=== Listed records ===

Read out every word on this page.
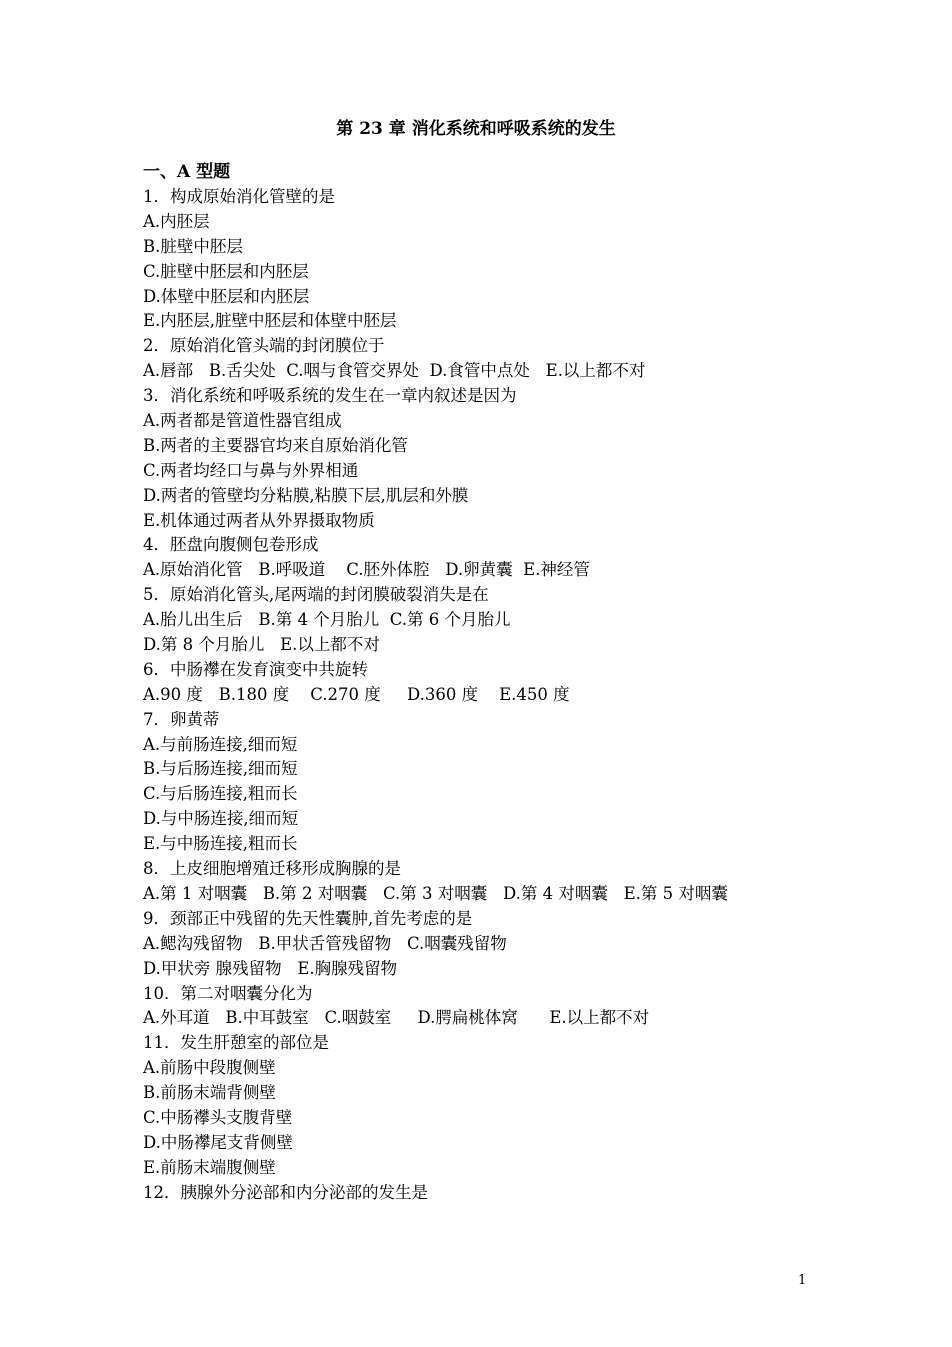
第 23 章 消化系统和呼吸系统的发生
一、A 型题
1．构成原始消化管壁的是
A.内胚层
B.脏壁中胚层
C.脏壁中胚层和内胚层
D.体壁中胚层和内胚层
E.内胚层,脏壁中胚层和体壁中胚层
2．原始消化管头端的封闭膜位于
A.唇部   B.舌尖处  C.咽与食管交界处  D.食管中点处   E.以上都不对
3．消化系统和呼吸系统的发生在一章内叙述是因为
A.两者都是管道性器官组成
B.两者的主要器官均来自原始消化管
C.两者均经口与鼻与外界相通
D.两者的管壁均分粘膜,粘膜下层,肌层和外膜
E.机体通过两者从外界摄取物质
4．胚盘向腹侧包卷形成
A.原始消化管   B.呼吸道    C.胚外体腔   D.卵黄囊  E.神经管
5．原始消化管头,尾两端的封闭膜破裂消失是在
A.胎儿出生后   B.第 4 个月胎儿  C.第 6 个月胎儿
D.第 8 个月胎儿   E.以上都不对
6．中肠襻在发育演变中共旋转
A.90 度   B.180 度    C.270 度     D.360 度    E.450 度
7．卵黄蒂
A.与前肠连接,细而短
B.与后肠连接,细而短
C.与后肠连接,粗而长
D.与中肠连接,细而短
E.与中肠连接,粗而长
8．上皮细胞增殖迁移形成胸腺的是
A.第 1 对咽囊   B.第 2 对咽囊   C.第 3 对咽囊   D.第 4 对咽囊   E.第 5 对咽囊
9．颈部正中残留的先天性囊肿,首先考虑的是
A.鳃沟残留物   B.甲状舌管残留物   C.咽囊残留物
D.甲状旁 腺残留物   E.胸腺残留物
10．第二对咽囊分化为
A.外耳道   B.中耳鼓室   C.咽鼓室     D.腭扁桃体窝      E.以上都不对
11．发生肝憩室的部位是
A.前肠中段腹侧壁
B.前肠末端背侧壁
C.中肠襻头支腹背壁
D.中肠襻尾支背侧壁
E.前肠末端腹侧壁
12．胰腺外分泌部和内分泌部的发生是
1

===

▶ **Goal**: Determine how many lines of the data contain "个月胎儿" and give nothing but that number.

▶ **Answer to the task**: 2